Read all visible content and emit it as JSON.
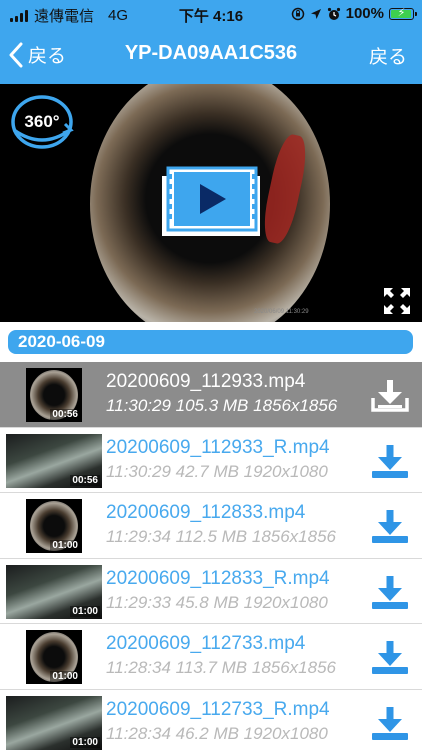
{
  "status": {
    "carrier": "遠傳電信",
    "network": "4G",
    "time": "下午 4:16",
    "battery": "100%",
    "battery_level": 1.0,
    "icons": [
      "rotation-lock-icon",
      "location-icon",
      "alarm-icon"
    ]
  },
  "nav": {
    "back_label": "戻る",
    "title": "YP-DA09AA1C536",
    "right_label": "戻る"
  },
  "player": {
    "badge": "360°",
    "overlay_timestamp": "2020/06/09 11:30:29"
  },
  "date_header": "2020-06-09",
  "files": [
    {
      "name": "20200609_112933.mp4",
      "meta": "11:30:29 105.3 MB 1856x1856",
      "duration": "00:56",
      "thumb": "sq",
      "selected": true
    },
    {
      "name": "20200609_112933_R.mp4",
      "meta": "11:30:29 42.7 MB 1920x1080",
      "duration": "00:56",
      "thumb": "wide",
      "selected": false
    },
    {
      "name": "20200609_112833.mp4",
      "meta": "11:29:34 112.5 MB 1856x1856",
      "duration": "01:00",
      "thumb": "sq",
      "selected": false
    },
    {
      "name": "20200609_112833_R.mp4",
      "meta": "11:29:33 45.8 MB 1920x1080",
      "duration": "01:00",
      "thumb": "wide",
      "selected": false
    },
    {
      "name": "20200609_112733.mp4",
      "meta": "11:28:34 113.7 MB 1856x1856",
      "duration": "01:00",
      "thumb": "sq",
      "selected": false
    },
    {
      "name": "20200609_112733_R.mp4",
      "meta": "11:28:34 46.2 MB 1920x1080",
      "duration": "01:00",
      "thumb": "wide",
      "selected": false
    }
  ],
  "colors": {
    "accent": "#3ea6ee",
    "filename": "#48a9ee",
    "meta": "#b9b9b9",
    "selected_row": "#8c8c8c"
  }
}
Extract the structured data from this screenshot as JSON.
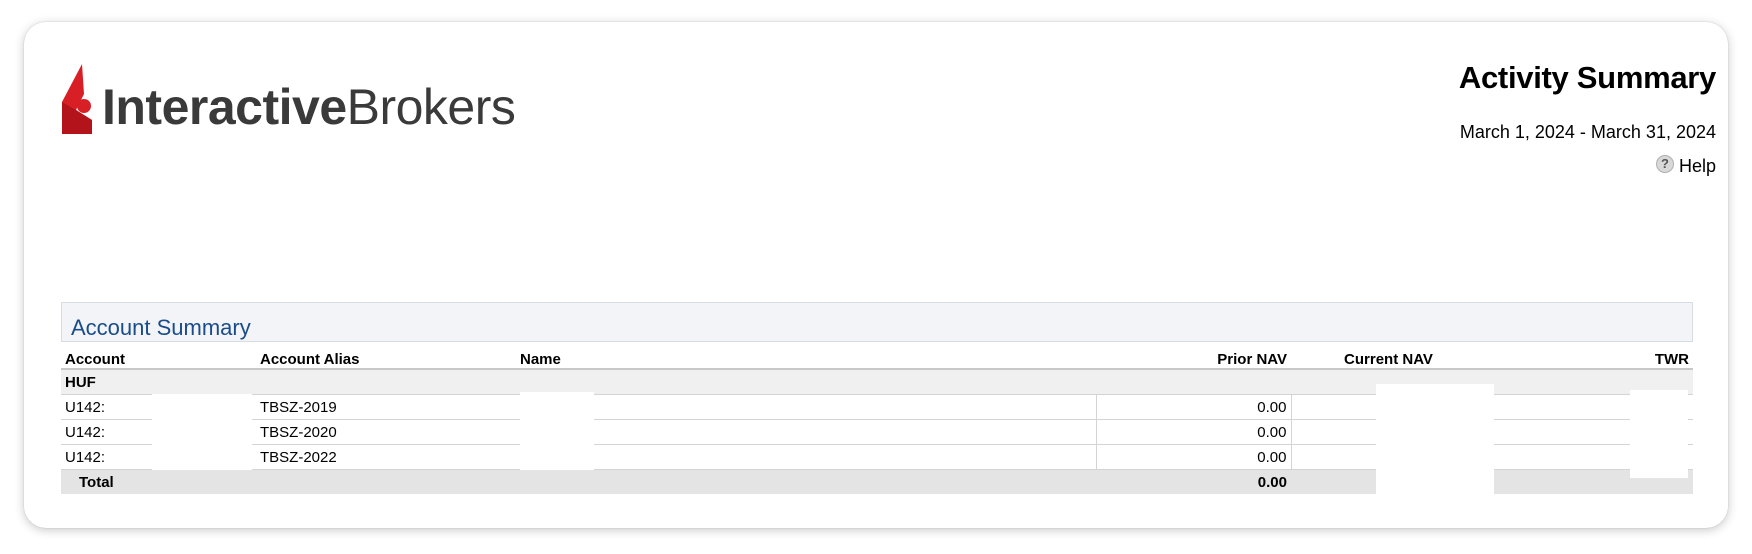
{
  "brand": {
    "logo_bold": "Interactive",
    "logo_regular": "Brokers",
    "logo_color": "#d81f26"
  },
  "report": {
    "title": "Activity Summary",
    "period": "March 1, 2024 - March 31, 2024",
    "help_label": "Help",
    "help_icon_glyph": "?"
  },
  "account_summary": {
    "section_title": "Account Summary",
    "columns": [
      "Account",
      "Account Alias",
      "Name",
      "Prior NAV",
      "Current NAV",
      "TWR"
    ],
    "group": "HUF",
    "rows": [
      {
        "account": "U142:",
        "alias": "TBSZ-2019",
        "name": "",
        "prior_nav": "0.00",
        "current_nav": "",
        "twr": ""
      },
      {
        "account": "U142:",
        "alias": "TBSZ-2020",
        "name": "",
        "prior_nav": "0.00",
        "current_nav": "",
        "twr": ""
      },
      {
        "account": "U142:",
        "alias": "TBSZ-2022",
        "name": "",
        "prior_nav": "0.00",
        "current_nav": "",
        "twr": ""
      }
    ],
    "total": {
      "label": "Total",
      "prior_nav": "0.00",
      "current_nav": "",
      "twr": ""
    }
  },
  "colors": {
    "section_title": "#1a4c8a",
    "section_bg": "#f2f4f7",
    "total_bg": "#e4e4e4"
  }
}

::::::

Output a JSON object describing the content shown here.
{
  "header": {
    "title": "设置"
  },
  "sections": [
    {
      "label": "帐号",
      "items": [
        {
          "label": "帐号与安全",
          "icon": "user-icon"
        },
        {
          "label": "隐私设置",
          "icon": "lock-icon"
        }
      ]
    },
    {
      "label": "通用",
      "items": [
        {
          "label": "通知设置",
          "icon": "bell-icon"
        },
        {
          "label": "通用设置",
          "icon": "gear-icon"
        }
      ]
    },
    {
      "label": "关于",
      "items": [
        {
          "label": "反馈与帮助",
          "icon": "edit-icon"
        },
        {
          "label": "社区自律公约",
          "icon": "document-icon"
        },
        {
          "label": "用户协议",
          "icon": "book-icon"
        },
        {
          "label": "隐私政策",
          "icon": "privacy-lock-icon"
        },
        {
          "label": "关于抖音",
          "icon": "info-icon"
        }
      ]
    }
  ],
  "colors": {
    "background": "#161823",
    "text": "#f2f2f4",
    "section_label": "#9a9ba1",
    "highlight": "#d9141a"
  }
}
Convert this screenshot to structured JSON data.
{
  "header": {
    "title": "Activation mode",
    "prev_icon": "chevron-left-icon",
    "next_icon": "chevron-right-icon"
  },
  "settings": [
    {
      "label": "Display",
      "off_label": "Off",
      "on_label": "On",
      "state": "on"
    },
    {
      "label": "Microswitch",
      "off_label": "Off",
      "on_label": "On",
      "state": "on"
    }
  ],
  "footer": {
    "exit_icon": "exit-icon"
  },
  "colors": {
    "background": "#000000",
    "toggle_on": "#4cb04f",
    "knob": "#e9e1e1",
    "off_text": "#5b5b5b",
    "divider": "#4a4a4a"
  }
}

::::::

Exercise description: For each line of the listing that holds the word "chevron", show that line.

Solution:
    "prev_icon": "chevron-left-icon",
    "next_icon": "chevron-right-icon"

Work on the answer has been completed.